## What is required
Every entry below should be transcribed exactly; pictures stay out of the copy.

## Entries shown
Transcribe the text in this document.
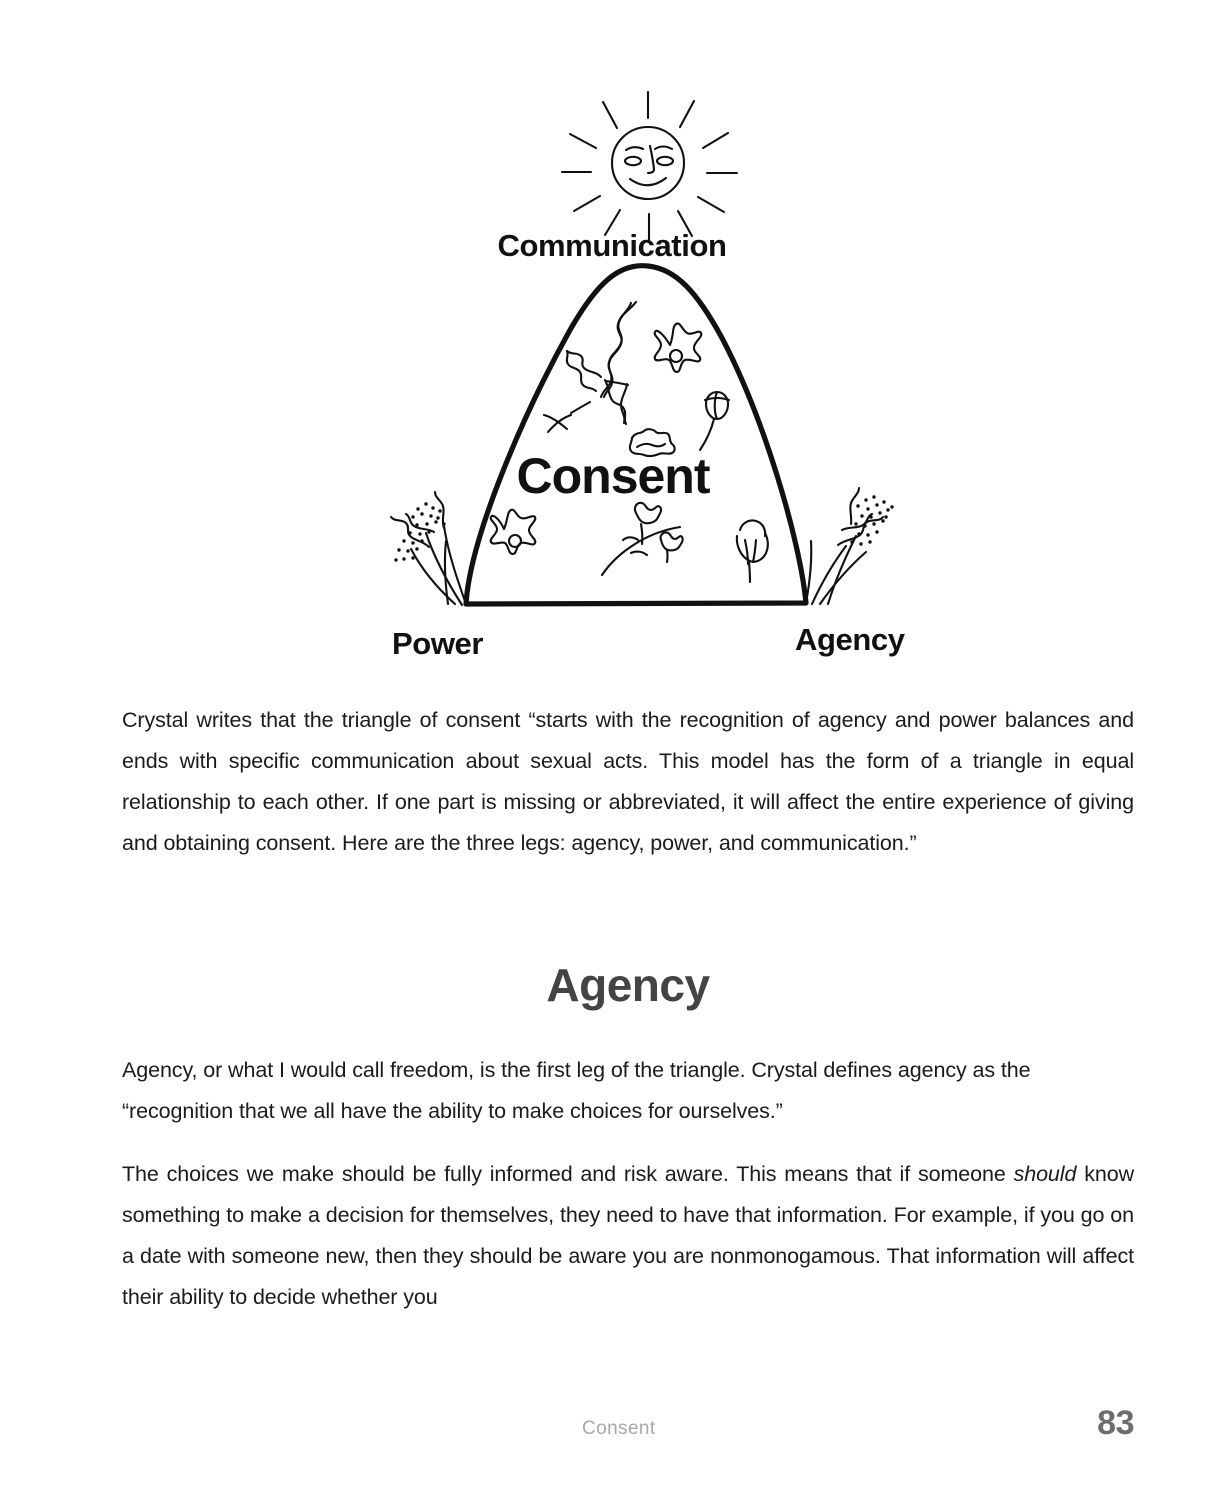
Communication
Consent
Power	Agency

Crystal writes that the triangle of consent “starts with the recognition of agency and power balances and ends with specific communication about sexual acts. This model has the form of a triangle in equal relationship to each other. If one part is missing or abbreviated, it will affect the entire experience of giving and obtaining consent. Here are the three legs: agency, power, and communication.”

Agency

Agency, or what I would call freedom, is the first leg of the triangle. Crystal defines agency as the “recognition that we all have the ability to make choices for ourselves.”

The choices we make should be fully informed and risk aware. This means that if someone should know something to make a decision for themselves, they need to have that information. For example, if you go on a date with someone new, then they should be aware you are nonmonogamous. That information will affect their ability to decide whether you

Consent	83
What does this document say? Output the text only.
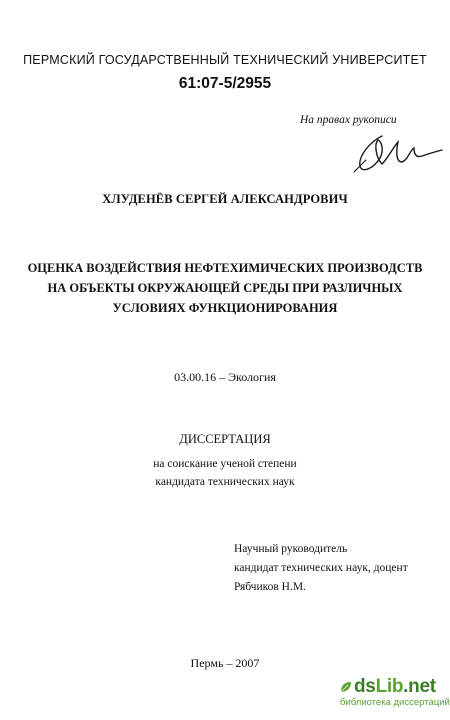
ПЕРМСКИЙ ГОСУДАРСТВЕННЫЙ ТЕХНИЧЕСКИЙ УНИВЕРСИТЕТ
61:07-5/2955
На правах рукописи
ХЛУДЕНЁВ СЕРГЕЙ АЛЕКСАНДРОВИЧ
ОЦЕНКА ВОЗДЕЙСТВИЯ НЕФТЕХИМИЧЕСКИХ ПРОИЗВОДСТВ
НА ОБЪЕКТЫ ОКРУЖАЮЩЕЙ СРЕДЫ ПРИ РАЗЛИЧНЫХ
УСЛОВИЯХ ФУНКЦИОНИРОВАНИЯ
03.00.16 – Экология
ДИССЕРТАЦИЯ
на соискание ученой степени
кандидата технических наук
Научный руководитель
кандидат технических наук, доцент
Рябчиков Н.М.
Пермь – 2007
dsLib.net
библиотека диссертаций
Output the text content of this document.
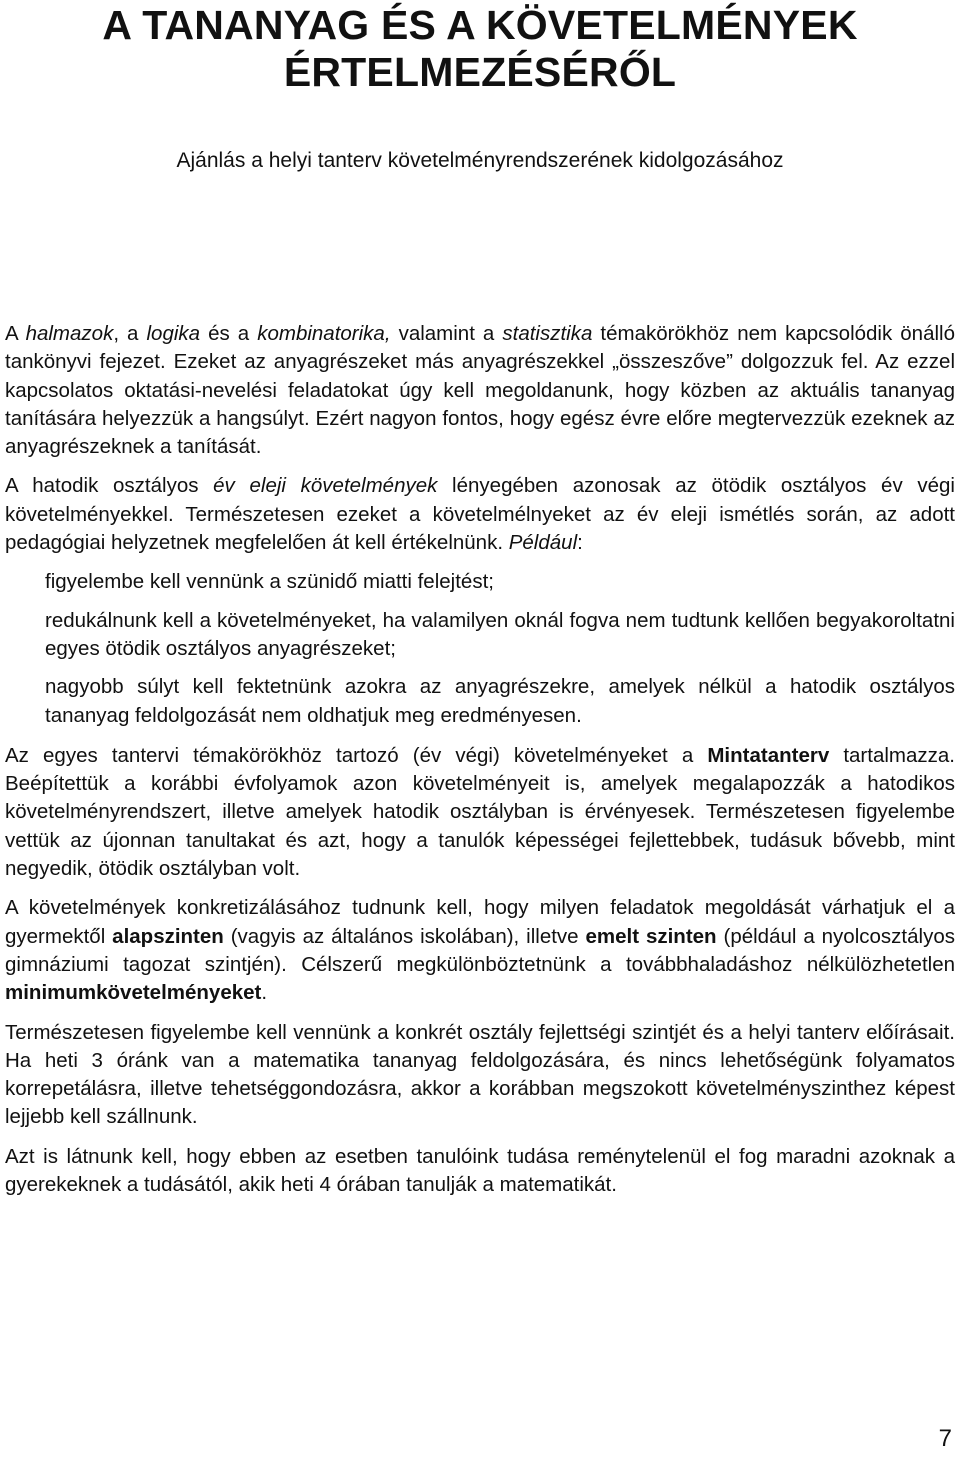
A TANANYAG ÉS A KÖVETELMÉNYEK
ÉRTELMEZÉSÉRŐL

Ajánlás a helyi tanterv követelményrendszerének kidolgozásához

A halmazok, a logika és a kombinatorika, valamint a statisztika témakörökhöz nem kapcsolódik önálló tankönyvi fejezet. Ezeket az anyagrészeket más anyagrészekkel „összeszőve” dolgozzuk fel. Az ezzel kapcsolatos oktatási-nevelési feladatokat úgy kell megoldanunk, hogy közben az aktuális tananyag tanítására helyezzük a hangsúlyt. Ezért nagyon fontos, hogy egész évre előre megtervezzük ezeknek az anyagrészeknek a tanítását.

A hatodik osztályos év eleji követelmények lényegében azonosak az ötödik osztályos év végi követelményekkel. Természetesen ezeket a követelmélnyeket az év eleji ismétlés során, az adott pedagógiai helyzetnek megfelelően át kell értékelnünk. Például:

figyelembe kell vennünk a szünidő miatti felejtést;
redukálnunk kell a követelményeket, ha valamilyen oknál fogva nem tudtunk kellően begyakoroltatni egyes ötödik osztályos anyagrészeket;
nagyobb súlyt kell fektetnünk azokra az anyagrészekre, amelyek nélkül a hatodik osztályos tananyag feldolgozását nem oldhatjuk meg eredményesen.

Az egyes tantervi témakörökhöz tartozó (év végi) követelményeket a Mintatanterv tartalmazza. Beépítettük a korábbi évfolyamok azon követelményeit is, amelyek megalapozzák a hatodikos követelményrendszert, illetve amelyek hatodik osztályban is érvényesek. Természetesen figyelembe vettük az újonnan tanultakat és azt, hogy a tanulók képességei fejlettebbek, tudásuk bővebb, mint negyedik, ötödik osztályban volt.

A követelmények konkretizálásához tudnunk kell, hogy milyen feladatok megoldását várhatjuk el a gyermektől alapszinten (vagyis az általános iskolában), illetve emelt szinten (például a nyolcosztályos gimnáziumi tagozat szintjén). Célszerű megkülönböztetnünk a továbbhaladáshoz nélkülözhetetlen minimumkövetelményeket.

Természetesen figyelembe kell vennünk a konkrét osztály fejlettségi szintjét és a helyi tanterv előírásait. Ha heti 3 óránk van a matematika tananyag feldolgozására, és nincs lehetőségünk folyamatos korrepetálásra, illetve tehetséggondozásra, akkor a korábban megszokott követelményszinthez képest lejjebb kell szállnunk.

Azt is látnunk kell, hogy ebben az esetben tanulóink tudása reménytelenül el fog maradni azoknak a gyerekeknek a tudásától, akik heti 4 órában tanulják a matematikát.

7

## Finished answer
Transcribe the text in this document.
Communication
Consent
Power	Agency

Crystal writes that the triangle of consent “starts with the recognition of agency and power balances and ends with specific communication about sexual acts. This model has the form of a triangle in equal relationship to each other. If one part is missing or abbreviated, it will affect the entire experience of giving and obtaining consent. Here are the three legs: agency, power, and communication.”

Agency

Agency, or what I would call freedom, is the first leg of the triangle. Crystal defines agency as the “recognition that we all have the ability to make choices for ourselves.”

The choices we make should be fully informed and risk aware. This means that if someone should know something to make a decision for themselves, they need to have that information. For example, if you go on a date with someone new, then they should be aware you are nonmonogamous. That information will affect their ability to decide whether you

Consent	83
What does this document say? Output the text only.
ПЕРМСКИЙ ГОСУДАРСТВЕННЫЙ ТЕХНИЧЕСКИЙ УНИВЕРСИТЕТ
61:07-5/2955
На правах рукописи
ХЛУДЕНЁВ СЕРГЕЙ АЛЕКСАНДРОВИЧ
ОЦЕНКА ВОЗДЕЙСТВИЯ НЕФТЕХИМИЧЕСКИХ ПРОИЗВОДСТВ
НА ОБЪЕКТЫ ОКРУЖАЮЩЕЙ СРЕДЫ ПРИ РАЗЛИЧНЫХ
УСЛОВИЯХ ФУНКЦИОНИРОВАНИЯ
03.00.16 – Экология
ДИССЕРТАЦИЯ
на соискание ученой степени
кандидата технических наук
Научный руководитель
кандидат технических наук, доцент
Рябчиков Н.М.
Пермь – 2007
dsLib.net
библиотека диссертаций
Output the text content of this document.
A TANANYAG ÉS A KÖVETELMÉNYEK
ÉRTELMEZÉSÉRŐL

Ajánlás a helyi tanterv követelményrendszerének kidolgozásához

A halmazok, a logika és a kombinatorika, valamint a statisztika témakörökhöz nem kapcsolódik önálló tankönyvi fejezet. Ezeket az anyagrészeket más anyagrészekkel „összeszőve” dolgozzuk fel. Az ezzel kapcsolatos oktatási-nevelési feladatokat úgy kell megoldanunk, hogy közben az aktuális tananyag tanítására helyezzük a hangsúlyt. Ezért nagyon fontos, hogy egész évre előre megtervezzük ezeknek az anyagrészeknek a tanítását.

A hatodik osztályos év eleji követelmények lényegében azonosak az ötödik osztályos év végi követelményekkel. Természetesen ezeket a követelmélnyeket az év eleji ismétlés során, az adott pedagógiai helyzetnek megfelelően át kell értékelnünk. Például:

figyelembe kell vennünk a szünidő miatti felejtést;
redukálnunk kell a követelményeket, ha valamilyen oknál fogva nem tudtunk kellően begyakoroltatni egyes ötödik osztályos anyagrészeket;
nagyobb súlyt kell fektetnünk azokra az anyagrészekre, amelyek nélkül a hatodik osztályos tananyag feldolgozását nem oldhatjuk meg eredményesen.

Az egyes tantervi témakörökhöz tartozó (év végi) követelményeket a Mintatanterv tartalmazza. Beépítettük a korábbi évfolyamok azon követelményeit is, amelyek megalapozzák a hatodikos követelményrendszert, illetve amelyek hatodik osztályban is érvényesek. Természetesen figyelembe vettük az újonnan tanultakat és azt, hogy a tanulók képességei fejlettebbek, tudásuk bővebb, mint negyedik, ötödik osztályban volt.

A követelmények konkretizálásához tudnunk kell, hogy milyen feladatok megoldását várhatjuk el a gyermektől alapszinten (vagyis az általános iskolában), illetve emelt szinten (például a nyolcosztályos gimnáziumi tagozat szintjén). Célszerű megkülönböztetnünk a továbbhaladáshoz nélkülözhetetlen minimumkövetelményeket.

Természetesen figyelembe kell vennünk a konkrét osztály fejlettségi szintjét és a helyi tanterv előírásait. Ha heti 3 óránk van a matematika tananyag feldolgozására, és nincs lehetőségünk folyamatos korrepetálásra, illetve tehetséggondozásra, akkor a korábban megszokott követelményszinthez képest lejjebb kell szállnunk.

Azt is látnunk kell, hogy ebben az esetben tanulóink tudása reménytelenül el fog maradni azoknak a gyerekeknek a tudásától, akik heti 4 órában tanulják a matematikát.

7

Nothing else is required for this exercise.